**What you are asked to do**
Print the data exactly, leaving nothing out.

Chart and figure data
.....

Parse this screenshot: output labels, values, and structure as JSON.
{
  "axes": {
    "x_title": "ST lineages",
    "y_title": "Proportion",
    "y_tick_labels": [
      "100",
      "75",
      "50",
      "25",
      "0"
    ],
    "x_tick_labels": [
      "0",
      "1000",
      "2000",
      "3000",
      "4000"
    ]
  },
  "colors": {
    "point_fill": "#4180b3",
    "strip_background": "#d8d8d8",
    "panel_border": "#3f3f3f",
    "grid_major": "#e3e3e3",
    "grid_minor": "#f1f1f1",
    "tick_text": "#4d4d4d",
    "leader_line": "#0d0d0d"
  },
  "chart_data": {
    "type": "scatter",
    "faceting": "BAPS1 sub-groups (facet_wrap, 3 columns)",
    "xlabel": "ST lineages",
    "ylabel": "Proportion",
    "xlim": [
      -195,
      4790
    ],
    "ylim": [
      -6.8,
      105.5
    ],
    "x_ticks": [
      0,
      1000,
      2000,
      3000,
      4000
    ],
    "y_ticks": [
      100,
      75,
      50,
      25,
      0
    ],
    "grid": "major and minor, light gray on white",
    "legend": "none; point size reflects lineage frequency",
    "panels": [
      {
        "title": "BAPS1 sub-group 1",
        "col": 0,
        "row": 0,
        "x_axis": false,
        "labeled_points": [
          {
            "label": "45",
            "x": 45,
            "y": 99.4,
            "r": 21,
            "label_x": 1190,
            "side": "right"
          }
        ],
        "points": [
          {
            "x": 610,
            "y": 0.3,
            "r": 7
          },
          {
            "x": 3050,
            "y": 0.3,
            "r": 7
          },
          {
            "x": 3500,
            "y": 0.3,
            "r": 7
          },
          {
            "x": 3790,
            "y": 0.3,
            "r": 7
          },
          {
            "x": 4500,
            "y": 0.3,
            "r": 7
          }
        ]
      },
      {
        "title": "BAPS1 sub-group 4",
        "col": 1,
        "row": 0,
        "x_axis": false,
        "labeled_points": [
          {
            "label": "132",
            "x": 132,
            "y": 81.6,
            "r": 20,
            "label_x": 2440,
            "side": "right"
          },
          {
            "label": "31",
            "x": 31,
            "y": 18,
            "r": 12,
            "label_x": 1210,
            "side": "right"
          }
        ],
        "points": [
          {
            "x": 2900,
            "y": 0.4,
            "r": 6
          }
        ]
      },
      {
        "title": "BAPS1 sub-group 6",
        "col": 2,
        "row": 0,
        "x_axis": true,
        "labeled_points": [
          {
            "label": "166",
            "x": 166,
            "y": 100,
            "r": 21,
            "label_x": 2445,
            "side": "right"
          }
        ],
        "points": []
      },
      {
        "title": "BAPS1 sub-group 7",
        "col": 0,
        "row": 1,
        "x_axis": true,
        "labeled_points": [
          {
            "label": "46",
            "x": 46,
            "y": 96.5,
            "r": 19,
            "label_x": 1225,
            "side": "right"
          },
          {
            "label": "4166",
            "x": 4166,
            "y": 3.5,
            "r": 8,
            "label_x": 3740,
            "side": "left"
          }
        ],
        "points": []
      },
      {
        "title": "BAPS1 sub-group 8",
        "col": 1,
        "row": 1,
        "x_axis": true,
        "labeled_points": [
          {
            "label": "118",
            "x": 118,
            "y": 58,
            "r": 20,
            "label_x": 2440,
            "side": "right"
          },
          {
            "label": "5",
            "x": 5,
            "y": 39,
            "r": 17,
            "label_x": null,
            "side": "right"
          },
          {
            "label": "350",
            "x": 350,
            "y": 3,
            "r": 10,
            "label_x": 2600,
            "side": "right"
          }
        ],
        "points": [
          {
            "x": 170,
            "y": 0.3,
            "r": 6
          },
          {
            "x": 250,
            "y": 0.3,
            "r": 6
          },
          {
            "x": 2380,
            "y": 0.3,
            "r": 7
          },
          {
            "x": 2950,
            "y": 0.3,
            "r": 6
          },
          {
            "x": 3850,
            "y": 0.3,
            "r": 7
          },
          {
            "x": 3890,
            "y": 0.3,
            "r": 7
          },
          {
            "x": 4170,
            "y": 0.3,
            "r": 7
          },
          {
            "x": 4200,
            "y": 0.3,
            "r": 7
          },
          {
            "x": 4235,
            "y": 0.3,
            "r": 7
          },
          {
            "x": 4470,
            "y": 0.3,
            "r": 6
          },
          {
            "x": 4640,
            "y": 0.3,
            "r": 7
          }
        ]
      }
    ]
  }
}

.....

**Task output**
Parse this screenshot: output labels, values, and structure as JSON.
{
  "axes": {
    "x_title": "ST lineages",
    "y_title": "Proportion",
    "y_tick_labels": [
      "100",
      "75",
      "50",
      "25",
      "0"
    ],
    "x_tick_labels": [
      "0",
      "1000",
      "2000",
      "3000",
      "4000"
    ]
  },
  "colors": {
    "point_fill": "#4180b3",
    "strip_background": "#d8d8d8",
    "panel_border": "#3f3f3f",
    "grid_major": "#e3e3e3",
    "grid_minor": "#f1f1f1",
    "tick_text": "#4d4d4d",
    "leader_line": "#0d0d0d"
  },
  "chart_data": {
    "type": "scatter",
    "faceting": "BAPS1 sub-groups (facet_wrap, 3 columns)",
    "xlabel": "ST lineages",
    "ylabel": "Proportion",
    "xlim": [
      -195,
      4790
    ],
    "ylim": [
      -6.8,
      105.5
    ],
    "x_ticks": [
      0,
      1000,
      2000,
      3000,
      4000
    ],
    "y_ticks": [
      100,
      75,
      50,
      25,
      0
    ],
    "grid": "major and minor, light gray on white",
    "legend": "none; point size reflects lineage frequency",
    "panels": [
      {
        "title": "BAPS1 sub-group 1",
        "col": 0,
        "row": 0,
        "x_axis": false,
        "labeled_points": [
          {
            "label": "45",
            "x": 45,
            "y": 99.4,
            "r": 21,
            "label_x": 1190,
            "side": "right"
          }
        ],
        "points": [
          {
            "x": 610,
            "y": 0.3,
            "r": 7
          },
          {
            "x": 3050,
            "y": 0.3,
            "r": 7
          },
          {
            "x": 3500,
            "y": 0.3,
            "r": 7
          },
          {
            "x": 3790,
            "y": 0.3,
            "r": 7
          },
          {
            "x": 4500,
            "y": 0.3,
            "r": 7
          }
        ]
      },
      {
        "title": "BAPS1 sub-group 4",
        "col": 1,
        "row": 0,
        "x_axis": false,
        "labeled_points": [
          {
            "label": "132",
            "x": 132,
            "y": 81.6,
            "r": 20,
            "label_x": 2440,
            "side": "right"
          },
          {
            "label": "31",
            "x": 31,
            "y": 18,
            "r": 12,
            "label_x": 1210,
            "side": "right"
          }
        ],
        "points": [
          {
            "x": 2900,
            "y": 0.4,
            "r": 6
          }
        ]
      },
      {
        "title": "BAPS1 sub-group 6",
        "col": 2,
        "row": 0,
        "x_axis": true,
        "labeled_points": [
          {
            "label": "166",
            "x": 166,
            "y": 100,
            "r": 21,
            "label_x": 2445,
            "side": "right"
          }
        ],
        "points": []
      },
      {
        "title": "BAPS1 sub-group 7",
        "col": 0,
        "row": 1,
        "x_axis": true,
        "labeled_points": [
          {
            "label": "46",
            "x": 46,
            "y": 96.5,
            "r": 19,
            "label_x": 1225,
            "side": "right"
          },
          {
            "label": "4166",
            "x": 4166,
            "y": 3.5,
            "r": 8,
            "label_x": 3740,
            "side": "left"
          }
        ],
        "points": []
      },
      {
        "title": "BAPS1 sub-group 8",
        "col": 1,
        "row": 1,
        "x_axis": true,
        "labeled_points": [
          {
            "label": "118",
            "x": 118,
            "y": 58,
            "r": 20,
            "label_x": 2440,
            "side": "right"
          },
          {
            "label": "5",
            "x": 5,
            "y": 39,
            "r": 17,
            "label_x": null,
            "side": "right"
          },
          {
            "label": "350",
            "x": 350,
            "y": 3,
            "r": 10,
            "label_x": 2600,
            "side": "right"
          }
        ],
        "points": [
          {
            "x": 170,
            "y": 0.3,
            "r": 6
          },
          {
            "x": 250,
            "y": 0.3,
            "r": 6
          },
          {
            "x": 2380,
            "y": 0.3,
            "r": 7
          },
          {
            "x": 2950,
            "y": 0.3,
            "r": 6
          },
          {
            "x": 3850,
            "y": 0.3,
            "r": 7
          },
          {
            "x": 3890,
            "y": 0.3,
            "r": 7
          },
          {
            "x": 4170,
            "y": 0.3,
            "r": 7
          },
          {
            "x": 4200,
            "y": 0.3,
            "r": 7
          },
          {
            "x": 4235,
            "y": 0.3,
            "r": 7
          },
          {
            "x": 4470,
            "y": 0.3,
            "r": 6
          },
          {
            "x": 4640,
            "y": 0.3,
            "r": 7
          }
        ]
      }
    ]
  }
}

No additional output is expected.